-- Data section start --

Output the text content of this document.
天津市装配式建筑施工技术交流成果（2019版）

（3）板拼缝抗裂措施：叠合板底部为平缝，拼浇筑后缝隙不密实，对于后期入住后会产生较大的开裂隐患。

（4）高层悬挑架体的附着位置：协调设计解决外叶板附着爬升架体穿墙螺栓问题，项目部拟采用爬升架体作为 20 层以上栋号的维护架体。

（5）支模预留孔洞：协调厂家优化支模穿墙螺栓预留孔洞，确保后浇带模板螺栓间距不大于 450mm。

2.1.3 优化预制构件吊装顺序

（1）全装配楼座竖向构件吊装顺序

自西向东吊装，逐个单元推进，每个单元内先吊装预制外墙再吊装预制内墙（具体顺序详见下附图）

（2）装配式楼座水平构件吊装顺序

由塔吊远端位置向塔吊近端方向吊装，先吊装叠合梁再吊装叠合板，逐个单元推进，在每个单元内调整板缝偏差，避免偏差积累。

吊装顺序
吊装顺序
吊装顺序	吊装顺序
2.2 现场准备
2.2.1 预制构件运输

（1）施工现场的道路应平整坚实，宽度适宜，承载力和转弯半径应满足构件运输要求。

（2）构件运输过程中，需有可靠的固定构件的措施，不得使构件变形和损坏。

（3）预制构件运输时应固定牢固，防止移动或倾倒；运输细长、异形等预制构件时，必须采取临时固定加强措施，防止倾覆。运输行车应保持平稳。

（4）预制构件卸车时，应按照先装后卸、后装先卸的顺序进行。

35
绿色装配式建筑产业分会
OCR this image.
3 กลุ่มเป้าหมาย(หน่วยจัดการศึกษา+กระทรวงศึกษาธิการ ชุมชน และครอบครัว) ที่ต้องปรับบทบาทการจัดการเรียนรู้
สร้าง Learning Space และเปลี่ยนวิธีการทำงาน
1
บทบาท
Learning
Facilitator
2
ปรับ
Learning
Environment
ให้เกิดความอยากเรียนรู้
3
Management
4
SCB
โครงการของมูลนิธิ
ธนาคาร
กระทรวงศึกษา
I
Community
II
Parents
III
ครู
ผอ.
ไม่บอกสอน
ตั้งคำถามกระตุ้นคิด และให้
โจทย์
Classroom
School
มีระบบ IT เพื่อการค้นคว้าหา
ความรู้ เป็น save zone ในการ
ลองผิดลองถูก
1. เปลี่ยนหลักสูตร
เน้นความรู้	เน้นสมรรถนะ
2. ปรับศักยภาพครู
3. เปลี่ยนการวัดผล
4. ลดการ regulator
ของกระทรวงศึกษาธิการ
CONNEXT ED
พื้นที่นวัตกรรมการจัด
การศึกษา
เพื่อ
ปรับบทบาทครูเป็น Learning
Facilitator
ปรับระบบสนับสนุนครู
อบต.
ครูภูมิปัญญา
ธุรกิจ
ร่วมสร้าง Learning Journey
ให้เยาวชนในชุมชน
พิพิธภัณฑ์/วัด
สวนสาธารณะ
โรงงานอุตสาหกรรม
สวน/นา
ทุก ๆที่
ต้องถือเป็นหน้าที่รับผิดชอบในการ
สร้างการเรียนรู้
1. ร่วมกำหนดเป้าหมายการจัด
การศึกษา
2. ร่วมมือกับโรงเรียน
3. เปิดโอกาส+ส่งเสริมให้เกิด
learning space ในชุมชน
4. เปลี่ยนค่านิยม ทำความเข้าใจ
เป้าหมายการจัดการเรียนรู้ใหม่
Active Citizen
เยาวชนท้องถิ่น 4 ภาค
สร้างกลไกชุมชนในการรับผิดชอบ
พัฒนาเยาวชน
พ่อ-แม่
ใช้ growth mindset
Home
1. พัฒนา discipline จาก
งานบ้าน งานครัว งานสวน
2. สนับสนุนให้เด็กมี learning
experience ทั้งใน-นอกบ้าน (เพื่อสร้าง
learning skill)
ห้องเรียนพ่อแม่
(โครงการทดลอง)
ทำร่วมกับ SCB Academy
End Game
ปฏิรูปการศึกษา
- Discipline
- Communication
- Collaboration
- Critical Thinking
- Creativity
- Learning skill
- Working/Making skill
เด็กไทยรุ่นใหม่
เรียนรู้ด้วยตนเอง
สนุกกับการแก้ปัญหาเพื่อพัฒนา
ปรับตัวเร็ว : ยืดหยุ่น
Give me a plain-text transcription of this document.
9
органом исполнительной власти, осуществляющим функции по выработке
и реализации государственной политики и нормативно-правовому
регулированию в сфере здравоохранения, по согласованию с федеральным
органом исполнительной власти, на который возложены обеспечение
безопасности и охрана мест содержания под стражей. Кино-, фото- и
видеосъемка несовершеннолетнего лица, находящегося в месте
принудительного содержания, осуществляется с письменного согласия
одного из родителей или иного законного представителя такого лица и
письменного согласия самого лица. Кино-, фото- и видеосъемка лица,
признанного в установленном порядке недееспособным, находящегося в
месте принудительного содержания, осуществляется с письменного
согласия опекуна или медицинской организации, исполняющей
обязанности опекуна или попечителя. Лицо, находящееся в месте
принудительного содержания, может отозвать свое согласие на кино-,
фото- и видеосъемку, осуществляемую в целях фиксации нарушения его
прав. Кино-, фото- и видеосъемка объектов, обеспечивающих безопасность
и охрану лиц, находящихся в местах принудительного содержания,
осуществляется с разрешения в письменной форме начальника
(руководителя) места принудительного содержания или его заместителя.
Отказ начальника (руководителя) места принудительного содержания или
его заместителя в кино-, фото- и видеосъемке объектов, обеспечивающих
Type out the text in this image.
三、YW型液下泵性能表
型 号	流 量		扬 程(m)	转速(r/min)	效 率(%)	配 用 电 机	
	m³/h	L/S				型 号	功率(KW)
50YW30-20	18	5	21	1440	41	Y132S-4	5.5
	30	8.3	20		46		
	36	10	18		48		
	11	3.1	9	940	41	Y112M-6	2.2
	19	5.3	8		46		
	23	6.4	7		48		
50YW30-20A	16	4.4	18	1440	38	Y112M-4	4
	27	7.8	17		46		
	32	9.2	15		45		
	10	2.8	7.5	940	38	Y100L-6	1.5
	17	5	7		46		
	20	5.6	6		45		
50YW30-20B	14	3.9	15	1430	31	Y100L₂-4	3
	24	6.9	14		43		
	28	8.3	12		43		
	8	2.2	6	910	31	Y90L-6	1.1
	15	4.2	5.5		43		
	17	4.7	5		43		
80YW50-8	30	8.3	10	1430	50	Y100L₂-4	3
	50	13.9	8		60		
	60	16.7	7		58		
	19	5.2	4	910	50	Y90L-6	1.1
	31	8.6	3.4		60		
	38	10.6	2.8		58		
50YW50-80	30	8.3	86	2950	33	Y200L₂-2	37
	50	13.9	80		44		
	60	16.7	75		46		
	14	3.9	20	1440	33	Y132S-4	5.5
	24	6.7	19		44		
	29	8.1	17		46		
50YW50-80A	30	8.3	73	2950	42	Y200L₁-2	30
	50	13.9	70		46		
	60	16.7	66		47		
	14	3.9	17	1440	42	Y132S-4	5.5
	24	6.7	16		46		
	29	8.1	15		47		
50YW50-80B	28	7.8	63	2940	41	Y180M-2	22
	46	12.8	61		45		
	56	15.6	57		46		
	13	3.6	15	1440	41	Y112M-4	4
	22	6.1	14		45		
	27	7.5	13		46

-- Data section end --

--- Directions for this task ---
Extract the complete listing verbatim.

--- Solution ---
Output the text content of this document.
天津市装配式建筑施工技术交流成果（2019版）

（3）板拼缝抗裂措施：叠合板底部为平缝，拼浇筑后缝隙不密实，对于后期入住后会产生较大的开裂隐患。

（4）高层悬挑架体的附着位置：协调设计解决外叶板附着爬升架体穿墙螺栓问题，项目部拟采用爬升架体作为 20 层以上栋号的维护架体。

（5）支模预留孔洞：协调厂家优化支模穿墙螺栓预留孔洞，确保后浇带模板螺栓间距不大于 450mm。

2.1.3 优化预制构件吊装顺序

（1）全装配楼座竖向构件吊装顺序

自西向东吊装，逐个单元推进，每个单元内先吊装预制外墙再吊装预制内墙（具体顺序详见下附图）

（2）装配式楼座水平构件吊装顺序

由塔吊远端位置向塔吊近端方向吊装，先吊装叠合梁再吊装叠合板，逐个单元推进，在每个单元内调整板缝偏差，避免偏差积累。

吊装顺序
吊装顺序
吊装顺序	吊装顺序
2.2 现场准备
2.2.1 预制构件运输

（1）施工现场的道路应平整坚实，宽度适宜，承载力和转弯半径应满足构件运输要求。

（2）构件运输过程中，需有可靠的固定构件的措施，不得使构件变形和损坏。

（3）预制构件运输时应固定牢固，防止移动或倾倒；运输细长、异形等预制构件时，必须采取临时固定加强措施，防止倾覆。运输行车应保持平稳。

（4）预制构件卸车时，应按照先装后卸、后装先卸的顺序进行。

35
绿色装配式建筑产业分会
OCR this image.
3 กลุ่มเป้าหมาย(หน่วยจัดการศึกษา+กระทรวงศึกษาธิการ ชุมชน และครอบครัว) ที่ต้องปรับบทบาทการจัดการเรียนรู้
สร้าง Learning Space และเปลี่ยนวิธีการทำงาน
1
บทบาท
Learning
Facilitator
2
ปรับ
Learning
Environment
ให้เกิดความอยากเรียนรู้
3
Management
4
SCB
โครงการของมูลนิธิ
ธนาคาร
กระทรวงศึกษา
I
Community
II
Parents
III
ครู
ผอ.
ไม่บอกสอน
ตั้งคำถามกระตุ้นคิด และให้
โจทย์
Classroom
School
มีระบบ IT เพื่อการค้นคว้าหา
ความรู้ เป็น save zone ในการ
ลองผิดลองถูก
1. เปลี่ยนหลักสูตร
เน้นความรู้	เน้นสมรรถนะ
2. ปรับศักยภาพครู
3. เปลี่ยนการวัดผล
4. ลดการ regulator
ของกระทรวงศึกษาธิการ
CONNEXT ED
พื้นที่นวัตกรรมการจัด
การศึกษา
เพื่อ
ปรับบทบาทครูเป็น Learning
Facilitator
ปรับระบบสนับสนุนครู
อบต.
ครูภูมิปัญญา
ธุรกิจ
ร่วมสร้าง Learning Journey
ให้เยาวชนในชุมชน
พิพิธภัณฑ์/วัด
สวนสาธารณะ
โรงงานอุตสาหกรรม
สวน/นา
ทุก ๆที่
ต้องถือเป็นหน้าที่รับผิดชอบในการ
สร้างการเรียนรู้
1. ร่วมกำหนดเป้าหมายการจัด
การศึกษา
2. ร่วมมือกับโรงเรียน
3. เปิดโอกาส+ส่งเสริมให้เกิด
learning space ในชุมชน
4. เปลี่ยนค่านิยม ทำความเข้าใจ
เป้าหมายการจัดการเรียนรู้ใหม่
Active Citizen
เยาวชนท้องถิ่น 4 ภาค
สร้างกลไกชุมชนในการรับผิดชอบ
พัฒนาเยาวชน
พ่อ-แม่
ใช้ growth mindset
Home
1. พัฒนา discipline จาก
งานบ้าน งานครัว งานสวน
2. สนับสนุนให้เด็กมี learning
experience ทั้งใน-นอกบ้าน (เพื่อสร้าง
learning skill)
ห้องเรียนพ่อแม่
(โครงการทดลอง)
ทำร่วมกับ SCB Academy
End Game
ปฏิรูปการศึกษา
- Discipline
- Communication
- Collaboration
- Critical Thinking
- Creativity
- Learning skill
- Working/Making skill
เด็กไทยรุ่นใหม่
เรียนรู้ด้วยตนเอง
สนุกกับการแก้ปัญหาเพื่อพัฒนา
ปรับตัวเร็ว : ยืดหยุ่น
Give me a plain-text transcription of this document.
9
органом исполнительной власти, осуществляющим функции по выработке
и реализации государственной политики и нормативно-правовому
регулированию в сфере здравоохранения, по согласованию с федеральным
органом исполнительной власти, на который возложены обеспечение
безопасности и охрана мест содержания под стражей. Кино-, фото- и
видеосъемка несовершеннолетнего лица, находящегося в месте
принудительного содержания, осуществляется с письменного согласия
одного из родителей или иного законного представителя такого лица и
письменного согласия самого лица. Кино-, фото- и видеосъемка лица,
признанного в установленном порядке недееспособным, находящегося в
месте принудительного содержания, осуществляется с письменного
согласия опекуна или медицинской организации, исполняющей
обязанности опекуна или попечителя. Лицо, находящееся в месте
принудительного содержания, может отозвать свое согласие на кино-,
фото- и видеосъемку, осуществляемую в целях фиксации нарушения его
прав. Кино-, фото- и видеосъемка объектов, обеспечивающих безопасность
и охрану лиц, находящихся в местах принудительного содержания,
осуществляется с разрешения в письменной форме начальника
(руководителя) места принудительного содержания или его заместителя.
Отказ начальника (руководителя) места принудительного содержания или
его заместителя в кино-, фото- и видеосъемке объектов, обеспечивающих
Type out the text in this image.
三、YW型液下泵性能表
型 号	流 量		扬 程(m)	转速(r/min)	效 率(%)	配 用 电 机	
	m³/h	L/S				型 号	功率(KW)
50YW30-20	18	5	21	1440	41	Y132S-4	5.5
	30	8.3	20		46		
	36	10	18		48		
	11	3.1	9	940	41	Y112M-6	2.2
	19	5.3	8		46		
	23	6.4	7		48		
50YW30-20A	16	4.4	18	1440	38	Y112M-4	4
	27	7.8	17		46		
	32	9.2	15		45		
	10	2.8	7.5	940	38	Y100L-6	1.5
	17	5	7		46		
	20	5.6	6		45		
50YW30-20B	14	3.9	15	1430	31	Y100L₂-4	3
	24	6.9	14		43		
	28	8.3	12		43		
	8	2.2	6	910	31	Y90L-6	1.1
	15	4.2	5.5		43		
	17	4.7	5		43		
80YW50-8	30	8.3	10	1430	50	Y100L₂-4	3
	50	13.9	8		60		
	60	16.7	7		58		
	19	5.2	4	910	50	Y90L-6	1.1
	31	8.6	3.4		60		
	38	10.6	2.8		58		
50YW50-80	30	8.3	86	2950	33	Y200L₂-2	37
	50	13.9	80		44		
	60	16.7	75		46		
	14	3.9	20	1440	33	Y132S-4	5.5
	24	6.7	19		44		
	29	8.1	17		46		
50YW50-80A	30	8.3	73	2950	42	Y200L₁-2	30
	50	13.9	70		46		
	60	16.7	66		47		
	14	3.9	17	1440	42	Y132S-4	5.5
	24	6.7	16		46		
	29	8.1	15		47		
50YW50-80B	28	7.8	63	2940	41	Y180M-2	22
	46	12.8	61		45		
	56	15.6	57		46		
	13	3.6	15	1440	41	Y112M-4	4
	22	6.1	14		45		
	27	7.5	13		46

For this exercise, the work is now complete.